[Items from a data source]
** begin **

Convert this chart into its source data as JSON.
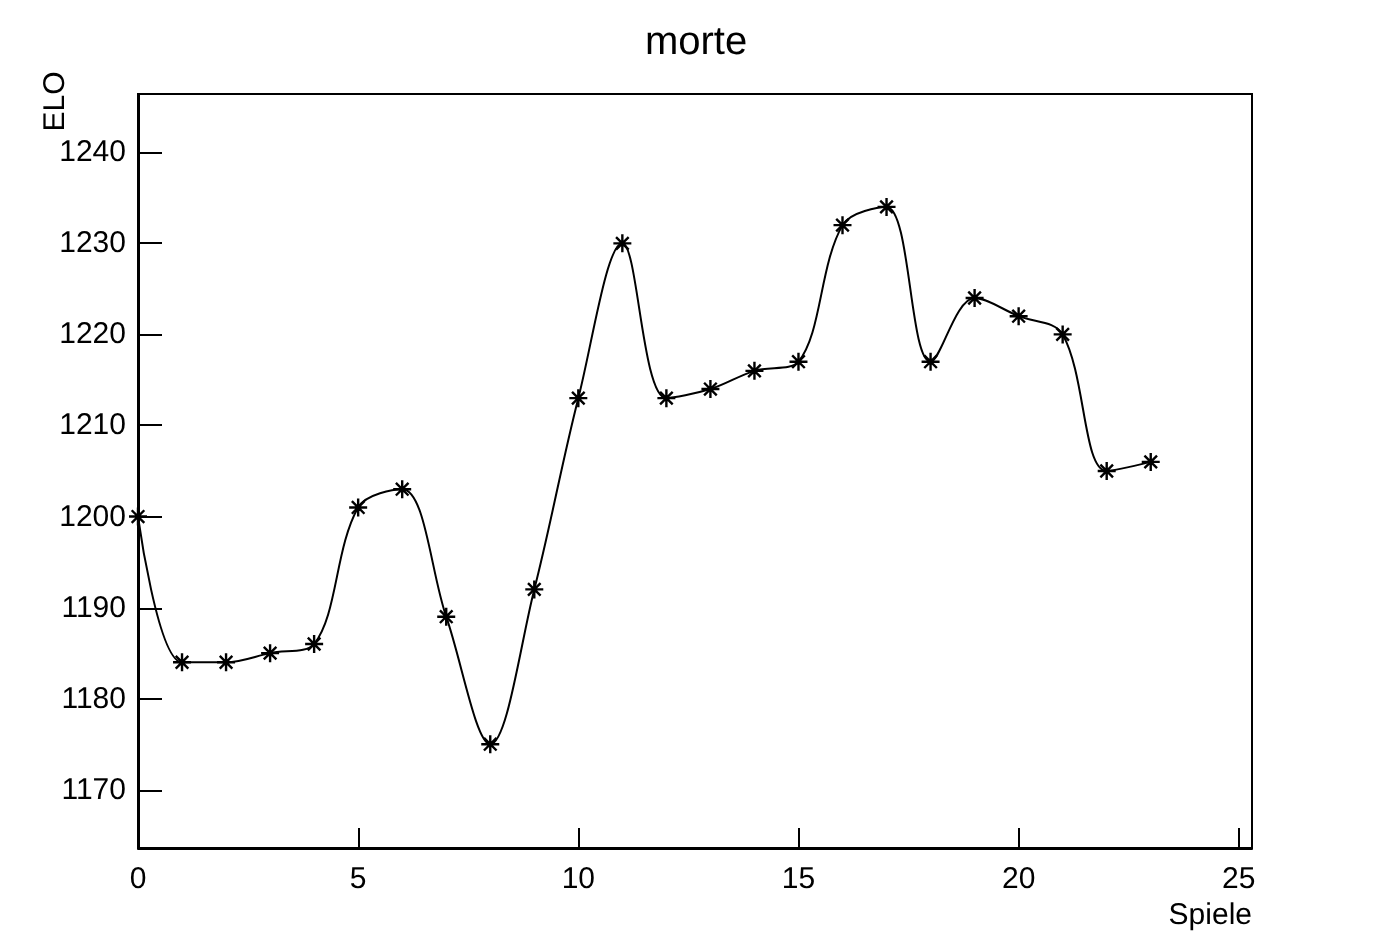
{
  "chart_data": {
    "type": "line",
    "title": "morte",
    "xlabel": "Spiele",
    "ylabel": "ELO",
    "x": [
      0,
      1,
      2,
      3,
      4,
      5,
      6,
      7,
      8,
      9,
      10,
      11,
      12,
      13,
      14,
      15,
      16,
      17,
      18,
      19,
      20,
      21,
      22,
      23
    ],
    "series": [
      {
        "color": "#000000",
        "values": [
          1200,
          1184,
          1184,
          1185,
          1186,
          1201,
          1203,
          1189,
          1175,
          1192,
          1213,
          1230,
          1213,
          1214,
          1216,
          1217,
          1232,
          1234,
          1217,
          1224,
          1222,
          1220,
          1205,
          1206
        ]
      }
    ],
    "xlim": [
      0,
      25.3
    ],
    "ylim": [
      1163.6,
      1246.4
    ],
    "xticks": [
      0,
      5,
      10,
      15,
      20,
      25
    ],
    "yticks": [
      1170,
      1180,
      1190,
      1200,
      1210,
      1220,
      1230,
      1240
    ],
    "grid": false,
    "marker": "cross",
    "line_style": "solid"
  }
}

** end **

Exercise instructions: Pictures are excluded; copy every other part of the records exactly.

Task response:
Convert this chart into its source data as JSON.
{
  "chart_data": {
    "type": "line",
    "title": "morte",
    "xlabel": "Spiele",
    "ylabel": "ELO",
    "x": [
      0,
      1,
      2,
      3,
      4,
      5,
      6,
      7,
      8,
      9,
      10,
      11,
      12,
      13,
      14,
      15,
      16,
      17,
      18,
      19,
      20,
      21,
      22,
      23
    ],
    "series": [
      {
        "color": "#000000",
        "values": [
          1200,
          1184,
          1184,
          1185,
          1186,
          1201,
          1203,
          1189,
          1175,
          1192,
          1213,
          1230,
          1213,
          1214,
          1216,
          1217,
          1232,
          1234,
          1217,
          1224,
          1222,
          1220,
          1205,
          1206
        ]
      }
    ],
    "xlim": [
      0,
      25.3
    ],
    "ylim": [
      1163.6,
      1246.4
    ],
    "xticks": [
      0,
      5,
      10,
      15,
      20,
      25
    ],
    "yticks": [
      1170,
      1180,
      1190,
      1200,
      1210,
      1220,
      1230,
      1240
    ],
    "grid": false,
    "marker": "cross",
    "line_style": "solid"
  }
}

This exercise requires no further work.